▶ [Given records]:
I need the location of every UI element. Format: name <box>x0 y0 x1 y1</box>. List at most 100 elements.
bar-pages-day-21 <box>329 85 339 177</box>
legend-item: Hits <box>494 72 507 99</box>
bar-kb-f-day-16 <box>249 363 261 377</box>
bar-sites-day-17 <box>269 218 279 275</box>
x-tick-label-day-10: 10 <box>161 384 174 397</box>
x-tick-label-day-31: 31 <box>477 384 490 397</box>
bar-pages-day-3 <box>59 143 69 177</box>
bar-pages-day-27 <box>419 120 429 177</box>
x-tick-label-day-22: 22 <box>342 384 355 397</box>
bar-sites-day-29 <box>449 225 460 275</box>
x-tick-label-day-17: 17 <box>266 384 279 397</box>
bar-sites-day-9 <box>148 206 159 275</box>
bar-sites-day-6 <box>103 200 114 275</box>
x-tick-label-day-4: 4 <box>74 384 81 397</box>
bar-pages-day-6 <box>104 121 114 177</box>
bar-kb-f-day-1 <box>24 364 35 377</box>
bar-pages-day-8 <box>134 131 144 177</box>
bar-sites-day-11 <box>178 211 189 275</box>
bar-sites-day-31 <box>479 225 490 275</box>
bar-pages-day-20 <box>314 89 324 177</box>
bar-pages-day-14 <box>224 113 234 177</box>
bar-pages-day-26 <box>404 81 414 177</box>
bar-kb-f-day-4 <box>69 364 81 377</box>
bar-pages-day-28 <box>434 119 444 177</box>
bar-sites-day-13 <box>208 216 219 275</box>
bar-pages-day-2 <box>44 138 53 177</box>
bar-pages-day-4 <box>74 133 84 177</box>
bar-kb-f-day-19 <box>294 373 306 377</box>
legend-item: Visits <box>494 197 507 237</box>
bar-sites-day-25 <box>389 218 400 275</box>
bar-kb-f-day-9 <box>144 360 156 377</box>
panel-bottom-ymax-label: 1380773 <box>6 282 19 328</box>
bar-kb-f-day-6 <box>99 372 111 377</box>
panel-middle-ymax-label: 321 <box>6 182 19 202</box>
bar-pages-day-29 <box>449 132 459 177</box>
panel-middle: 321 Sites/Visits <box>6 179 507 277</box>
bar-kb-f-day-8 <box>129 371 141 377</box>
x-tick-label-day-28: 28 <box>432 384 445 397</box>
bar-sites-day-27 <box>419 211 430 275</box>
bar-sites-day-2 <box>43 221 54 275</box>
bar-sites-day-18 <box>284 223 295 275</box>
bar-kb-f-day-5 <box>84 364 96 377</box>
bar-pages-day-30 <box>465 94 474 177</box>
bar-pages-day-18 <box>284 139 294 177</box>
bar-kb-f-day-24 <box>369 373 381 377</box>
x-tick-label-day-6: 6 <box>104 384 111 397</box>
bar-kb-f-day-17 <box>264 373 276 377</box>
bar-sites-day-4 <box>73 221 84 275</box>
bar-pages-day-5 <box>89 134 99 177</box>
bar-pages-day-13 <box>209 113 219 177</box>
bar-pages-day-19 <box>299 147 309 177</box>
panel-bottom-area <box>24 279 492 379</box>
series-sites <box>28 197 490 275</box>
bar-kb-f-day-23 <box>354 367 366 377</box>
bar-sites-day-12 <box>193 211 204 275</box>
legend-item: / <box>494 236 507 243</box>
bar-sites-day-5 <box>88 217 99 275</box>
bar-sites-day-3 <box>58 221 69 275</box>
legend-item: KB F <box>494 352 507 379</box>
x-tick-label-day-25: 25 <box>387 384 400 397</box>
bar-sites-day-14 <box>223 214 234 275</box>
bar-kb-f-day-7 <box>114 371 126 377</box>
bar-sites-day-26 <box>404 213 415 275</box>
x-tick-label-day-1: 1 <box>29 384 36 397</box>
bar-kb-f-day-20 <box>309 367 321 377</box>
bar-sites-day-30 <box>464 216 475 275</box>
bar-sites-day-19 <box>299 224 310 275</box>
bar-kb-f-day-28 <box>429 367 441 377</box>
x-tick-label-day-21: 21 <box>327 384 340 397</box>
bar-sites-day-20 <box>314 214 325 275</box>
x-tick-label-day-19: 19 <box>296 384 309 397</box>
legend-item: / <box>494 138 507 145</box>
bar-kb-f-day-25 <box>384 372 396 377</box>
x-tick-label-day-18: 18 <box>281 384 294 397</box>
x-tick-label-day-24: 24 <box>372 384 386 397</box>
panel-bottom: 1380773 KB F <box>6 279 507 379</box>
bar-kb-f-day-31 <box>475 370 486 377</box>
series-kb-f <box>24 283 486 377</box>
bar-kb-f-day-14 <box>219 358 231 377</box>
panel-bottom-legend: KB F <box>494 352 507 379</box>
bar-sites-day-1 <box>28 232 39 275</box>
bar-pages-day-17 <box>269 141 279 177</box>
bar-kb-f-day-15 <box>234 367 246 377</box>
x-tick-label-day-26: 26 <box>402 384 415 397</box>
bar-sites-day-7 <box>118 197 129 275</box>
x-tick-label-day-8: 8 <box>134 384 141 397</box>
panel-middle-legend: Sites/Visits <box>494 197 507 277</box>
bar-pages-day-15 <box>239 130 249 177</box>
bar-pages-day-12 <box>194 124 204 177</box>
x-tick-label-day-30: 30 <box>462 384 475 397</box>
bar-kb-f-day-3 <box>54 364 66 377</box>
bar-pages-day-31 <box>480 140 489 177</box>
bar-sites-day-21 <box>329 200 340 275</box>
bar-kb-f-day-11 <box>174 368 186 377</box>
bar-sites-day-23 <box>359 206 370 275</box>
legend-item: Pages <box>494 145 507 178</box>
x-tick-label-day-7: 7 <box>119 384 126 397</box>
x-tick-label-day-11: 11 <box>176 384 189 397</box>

▶ [Objective]: Can you rewrite every line of the listing above as a numbered list, leaving out blank lines?

▶ [Finished answer]:
1. I need the location of every UI element. Format: name <box>x0 y0 x1 y1</box>. List at most 100 elements.
2. bar-pages-day-21 <box>329 85 339 177</box>
3. legend-item: Hits <box>494 72 507 99</box>
4. bar-kb-f-day-16 <box>249 363 261 377</box>
5. bar-sites-day-17 <box>269 218 279 275</box>
6. x-tick-label-day-10: 10 <box>161 384 174 397</box>
7. x-tick-label-day-31: 31 <box>477 384 490 397</box>
8. bar-pages-day-3 <box>59 143 69 177</box>
9. bar-pages-day-27 <box>419 120 429 177</box>
10. x-tick-label-day-22: 22 <box>342 384 355 397</box>
11. bar-sites-day-29 <box>449 225 460 275</box>
12. x-tick-label-day-17: 17 <box>266 384 279 397</box>
13. bar-sites-day-9 <box>148 206 159 275</box>
14. bar-sites-day-6 <box>103 200 114 275</box>
15. x-tick-label-day-4: 4 <box>74 384 81 397</box>
16. bar-pages-day-6 <box>104 121 114 177</box>
17. bar-kb-f-day-1 <box>24 364 35 377</box>
18. bar-pages-day-8 <box>134 131 144 177</box>
19. bar-sites-day-11 <box>178 211 189 275</box>
20. bar-sites-day-31 <box>479 225 490 275</box>
21. bar-pages-day-20 <box>314 89 324 177</box>
22. bar-pages-day-14 <box>224 113 234 177</box>
23. bar-pages-day-26 <box>404 81 414 177</box>
24. bar-kb-f-day-4 <box>69 364 81 377</box>
25. bar-pages-day-28 <box>434 119 444 177</box>
26. bar-sites-day-13 <box>208 216 219 275</box>
27. bar-pages-day-2 <box>44 138 53 177</box>
28. bar-pages-day-4 <box>74 133 84 177</box>
29. bar-kb-f-day-19 <box>294 373 306 377</box>
30. legend-item: Visits <box>494 197 507 237</box>
31. bar-sites-day-25 <box>389 218 400 275</box>
32. bar-kb-f-day-9 <box>144 360 156 377</box>
33. panel-bottom-ymax-label: 1380773 <box>6 282 19 328</box>
34. bar-kb-f-day-6 <box>99 372 111 377</box>
35. panel-middle-ymax-label: 321 <box>6 182 19 202</box>
36. bar-pages-day-29 <box>449 132 459 177</box>
37. panel-middle: 321 Sites/Visits <box>6 179 507 277</box>
38. bar-kb-f-day-8 <box>129 371 141 377</box>
39. x-tick-label-day-28: 28 <box>432 384 445 397</box>
40. bar-sites-day-27 <box>419 211 430 275</box>
41. bar-sites-day-2 <box>43 221 54 275</box>
42. bar-sites-day-18 <box>284 223 295 275</box>
43. bar-kb-f-day-5 <box>84 364 96 377</box>
44. bar-pages-day-30 <box>465 94 474 177</box>
45. bar-pages-day-18 <box>284 139 294 177</box>
46. bar-kb-f-day-24 <box>369 373 381 377</box>
47. x-tick-label-day-6: 6 <box>104 384 111 397</box>
48. bar-kb-f-day-17 <box>264 373 276 377</box>
49. bar-sites-day-4 <box>73 221 84 275</box>
50. bar-pages-day-5 <box>89 134 99 177</box>
51. bar-pages-day-13 <box>209 113 219 177</box>
52. bar-pages-day-19 <box>299 147 309 177</box>
53. panel-bottom-area <box>24 279 492 379</box>
54. series-sites <box>28 197 490 275</box>
55. bar-kb-f-day-23 <box>354 367 366 377</box>
56. bar-sites-day-12 <box>193 211 204 275</box>
57. legend-item: / <box>494 236 507 243</box>
58. bar-sites-day-5 <box>88 217 99 275</box>
59. bar-sites-day-3 <box>58 221 69 275</box>
60. legend-item: KB F <box>494 352 507 379</box>
61. x-tick-label-day-25: 25 <box>387 384 400 397</box>
62. bar-sites-day-14 <box>223 214 234 275</box>
63. bar-kb-f-day-7 <box>114 371 126 377</box>
64. bar-sites-day-26 <box>404 213 415 275</box>
65. x-tick-label-day-1: 1 <box>29 384 36 397</box>
66. bar-kb-f-day-20 <box>309 367 321 377</box>
67. bar-sites-day-30 <box>464 216 475 275</box>
68. bar-sites-day-19 <box>299 224 310 275</box>
69. bar-kb-f-day-28 <box>429 367 441 377</box>
70. x-tick-label-day-21: 21 <box>327 384 340 397</box>
71. bar-sites-day-20 <box>314 214 325 275</box>
72. x-tick-label-day-19: 19 <box>296 384 309 397</box>
73. legend-item: / <box>494 138 507 145</box>
74. bar-kb-f-day-25 <box>384 372 396 377</box>
75. x-tick-label-day-18: 18 <box>281 384 294 397</box>
76. x-tick-label-day-24: 24 <box>372 384 386 397</box>
77. panel-bottom: 1380773 KB F <box>6 279 507 379</box>
78. bar-kb-f-day-31 <box>475 370 486 377</box>
79. series-kb-f <box>24 283 486 377</box>
80. bar-kb-f-day-14 <box>219 358 231 377</box>
81. panel-bottom-legend: KB F <box>494 352 507 379</box>
82. bar-sites-day-1 <box>28 232 39 275</box>
83. bar-pages-day-17 <box>269 141 279 177</box>
84. bar-kb-f-day-15 <box>234 367 246 377</box>
85. x-tick-label-day-26: 26 <box>402 384 415 397</box>
86. bar-sites-day-7 <box>118 197 129 275</box>
87. x-tick-label-day-8: 8 <box>134 384 141 397</box>
88. panel-middle-legend: Sites/Visits <box>494 197 507 277</box>
89. bar-pages-day-15 <box>239 130 249 177</box>
90. bar-pages-day-12 <box>194 124 204 177</box>
91. x-tick-label-day-30: 30 <box>462 384 475 397</box>
92. bar-kb-f-day-3 <box>54 364 66 377</box>
93. bar-pages-day-31 <box>480 140 489 177</box>
94. bar-sites-day-21 <box>329 200 340 275</box>
95. bar-kb-f-day-11 <box>174 368 186 377</box>
96. bar-sites-day-23 <box>359 206 370 275</box>
97. legend-item: Pages <box>494 145 507 178</box>
98. x-tick-label-day-7: 7 <box>119 384 126 397</box>
99. x-tick-label-day-11: 11 <box>176 384 189 397</box>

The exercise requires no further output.